Data lines:
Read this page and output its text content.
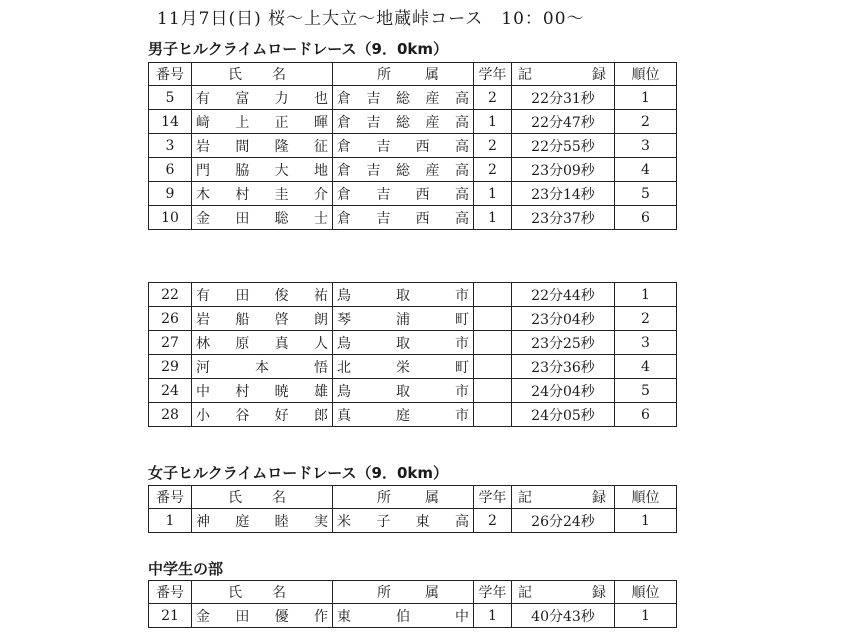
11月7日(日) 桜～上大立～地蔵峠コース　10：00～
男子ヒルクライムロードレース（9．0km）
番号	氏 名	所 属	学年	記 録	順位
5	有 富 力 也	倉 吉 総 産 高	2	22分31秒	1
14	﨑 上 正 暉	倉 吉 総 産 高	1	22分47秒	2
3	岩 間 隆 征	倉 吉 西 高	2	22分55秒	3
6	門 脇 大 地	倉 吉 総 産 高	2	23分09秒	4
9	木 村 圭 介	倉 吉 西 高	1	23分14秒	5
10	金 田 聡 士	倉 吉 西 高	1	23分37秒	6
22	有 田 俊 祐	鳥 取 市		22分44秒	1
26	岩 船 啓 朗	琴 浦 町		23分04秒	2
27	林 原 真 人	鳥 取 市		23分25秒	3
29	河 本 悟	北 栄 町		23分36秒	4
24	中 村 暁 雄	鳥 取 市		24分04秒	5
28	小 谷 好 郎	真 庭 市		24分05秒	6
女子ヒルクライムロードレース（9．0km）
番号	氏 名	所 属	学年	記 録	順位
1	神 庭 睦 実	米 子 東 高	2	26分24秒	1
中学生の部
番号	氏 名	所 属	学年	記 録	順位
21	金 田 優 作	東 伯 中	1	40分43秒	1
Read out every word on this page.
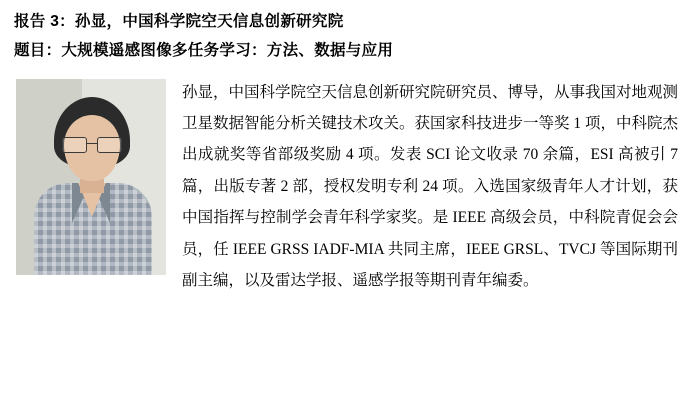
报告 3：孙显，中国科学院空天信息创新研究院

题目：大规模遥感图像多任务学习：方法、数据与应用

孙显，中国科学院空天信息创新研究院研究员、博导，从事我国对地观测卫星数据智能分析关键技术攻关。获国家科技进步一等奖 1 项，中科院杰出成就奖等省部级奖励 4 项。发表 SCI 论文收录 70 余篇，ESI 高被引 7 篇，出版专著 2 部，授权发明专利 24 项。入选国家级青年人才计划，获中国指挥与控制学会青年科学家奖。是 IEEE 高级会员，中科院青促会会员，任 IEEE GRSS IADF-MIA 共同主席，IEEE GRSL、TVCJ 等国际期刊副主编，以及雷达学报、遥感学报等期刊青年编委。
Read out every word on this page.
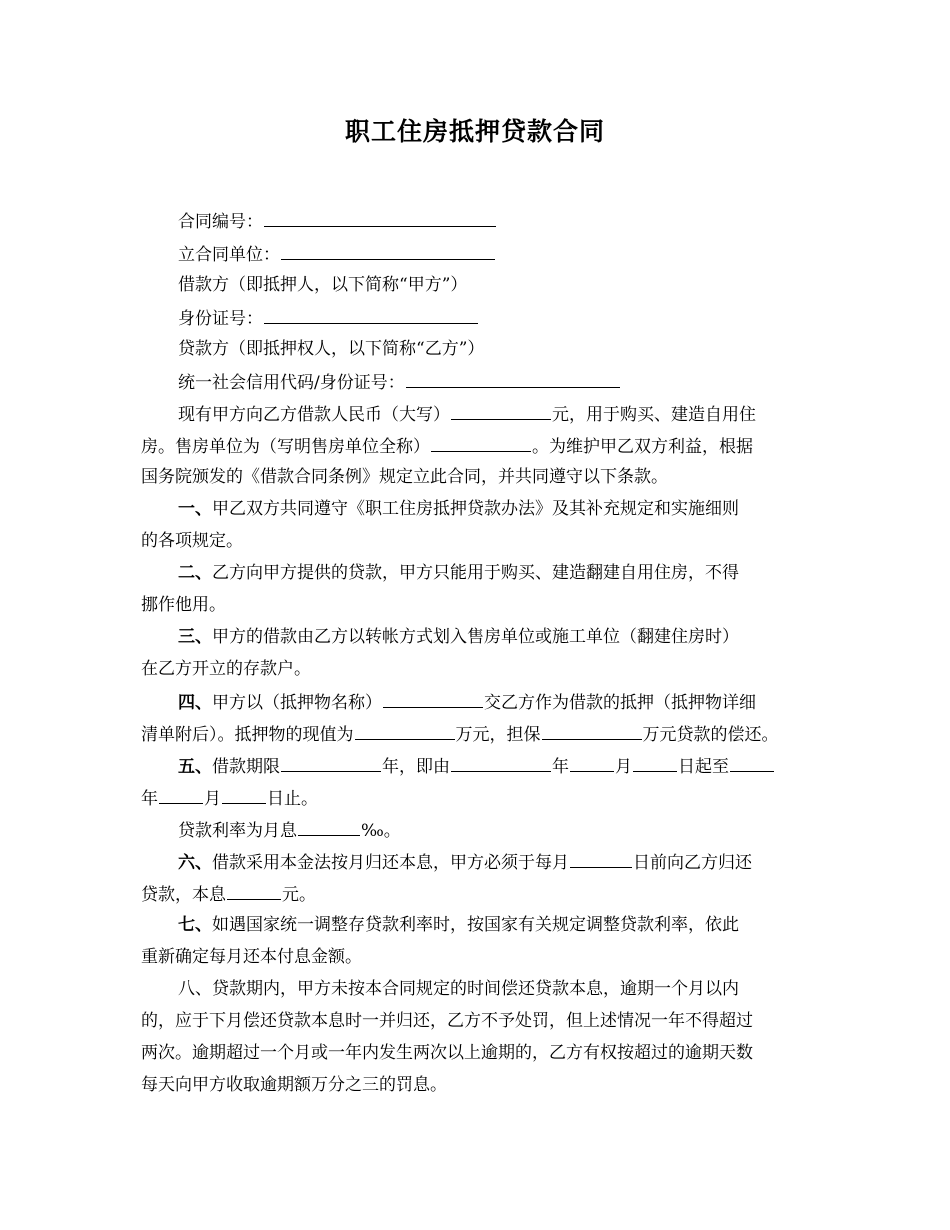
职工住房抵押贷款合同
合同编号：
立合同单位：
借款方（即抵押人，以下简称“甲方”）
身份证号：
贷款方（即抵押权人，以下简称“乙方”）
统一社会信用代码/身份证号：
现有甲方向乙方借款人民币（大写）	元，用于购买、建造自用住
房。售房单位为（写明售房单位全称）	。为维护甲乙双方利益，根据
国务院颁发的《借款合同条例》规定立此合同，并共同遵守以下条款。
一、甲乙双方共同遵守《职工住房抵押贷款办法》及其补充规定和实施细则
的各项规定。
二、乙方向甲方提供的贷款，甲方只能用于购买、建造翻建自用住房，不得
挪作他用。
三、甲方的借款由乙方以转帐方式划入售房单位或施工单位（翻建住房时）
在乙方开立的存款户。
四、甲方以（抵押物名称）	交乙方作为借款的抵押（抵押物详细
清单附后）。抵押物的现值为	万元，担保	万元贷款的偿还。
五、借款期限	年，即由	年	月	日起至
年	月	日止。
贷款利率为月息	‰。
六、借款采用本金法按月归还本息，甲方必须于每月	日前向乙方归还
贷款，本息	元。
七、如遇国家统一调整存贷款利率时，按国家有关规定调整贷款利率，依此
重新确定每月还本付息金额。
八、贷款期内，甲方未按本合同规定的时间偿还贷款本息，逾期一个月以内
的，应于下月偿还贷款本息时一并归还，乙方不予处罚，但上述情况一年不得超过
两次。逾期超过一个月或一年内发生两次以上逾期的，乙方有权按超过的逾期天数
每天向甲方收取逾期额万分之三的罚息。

Instructions for the task:
Make a word-for-word copy of the entries, without any pictures.

Exercise output:
Read this page and output its text content.
11月7日(日) 桜～上大立～地蔵峠コース　10：00～
男子ヒルクライムロードレース（9．0km）
番号	氏 名	所 属	学年	記 録	順位
5	有 富 力 也	倉 吉 総 産 高	2	22分31秒	1
14	﨑 上 正 暉	倉 吉 総 産 高	1	22分47秒	2
3	岩 間 隆 征	倉 吉 西 高	2	22分55秒	3
6	門 脇 大 地	倉 吉 総 産 高	2	23分09秒	4
9	木 村 圭 介	倉 吉 西 高	1	23分14秒	5
10	金 田 聡 士	倉 吉 西 高	1	23分37秒	6
22	有 田 俊 祐	鳥 取 市		22分44秒	1
26	岩 船 啓 朗	琴 浦 町		23分04秒	2
27	林 原 真 人	鳥 取 市		23分25秒	3
29	河 本 悟	北 栄 町		23分36秒	4
24	中 村 暁 雄	鳥 取 市		24分04秒	5
28	小 谷 好 郎	真 庭 市		24分05秒	6
女子ヒルクライムロードレース（9．0km）
番号	氏 名	所 属	学年	記 録	順位
1	神 庭 睦 実	米 子 東 高	2	26分24秒	1
中学生の部
番号	氏 名	所 属	学年	記 録	順位
21	金 田 優 作	東 伯 中	1	40分43秒	1
Read out every word on this page.
报告 3：孙显，中国科学院空天信息创新研究院

题目：大规模遥感图像多任务学习：方法、数据与应用

孙显，中国科学院空天信息创新研究院研究员、博导，从事我国对地观测卫星数据智能分析关键技术攻关。获国家科技进步一等奖 1 项，中科院杰出成就奖等省部级奖励 4 项。发表 SCI 论文收录 70 余篇，ESI 高被引 7 篇，出版专著 2 部，授权发明专利 24 项。入选国家级青年人才计划，获中国指挥与控制学会青年科学家奖。是 IEEE 高级会员，中科院青促会会员，任 IEEE GRSS IADF-MIA 共同主席，IEEE GRSL、TVCJ 等国际期刊副主编，以及雷达学报、遥感学报等期刊青年编委。
Read out every word on this page.
职工住房抵押贷款合同
合同编号：
立合同单位：
借款方（即抵押人，以下简称“甲方”）
身份证号：
贷款方（即抵押权人，以下简称“乙方”）
统一社会信用代码/身份证号：
现有甲方向乙方借款人民币（大写）	元，用于购买、建造自用住
房。售房单位为（写明售房单位全称）	。为维护甲乙双方利益，根据
国务院颁发的《借款合同条例》规定立此合同，并共同遵守以下条款。
一、甲乙双方共同遵守《职工住房抵押贷款办法》及其补充规定和实施细则
的各项规定。
二、乙方向甲方提供的贷款，甲方只能用于购买、建造翻建自用住房，不得
挪作他用。
三、甲方的借款由乙方以转帐方式划入售房单位或施工单位（翻建住房时）
在乙方开立的存款户。
四、甲方以（抵押物名称）	交乙方作为借款的抵押（抵押物详细
清单附后）。抵押物的现值为	万元，担保	万元贷款的偿还。
五、借款期限	年，即由	年	月	日起至
年	月	日止。
贷款利率为月息	‰。
六、借款采用本金法按月归还本息，甲方必须于每月	日前向乙方归还
贷款，本息	元。
七、如遇国家统一调整存贷款利率时，按国家有关规定调整贷款利率，依此
重新确定每月还本付息金额。
八、贷款期内，甲方未按本合同规定的时间偿还贷款本息，逾期一个月以内
的，应于下月偿还贷款本息时一并归还，乙方不予处罚，但上述情况一年不得超过
两次。逾期超过一个月或一年内发生两次以上逾期的，乙方有权按超过的逾期天数
每天向甲方收取逾期额万分之三的罚息。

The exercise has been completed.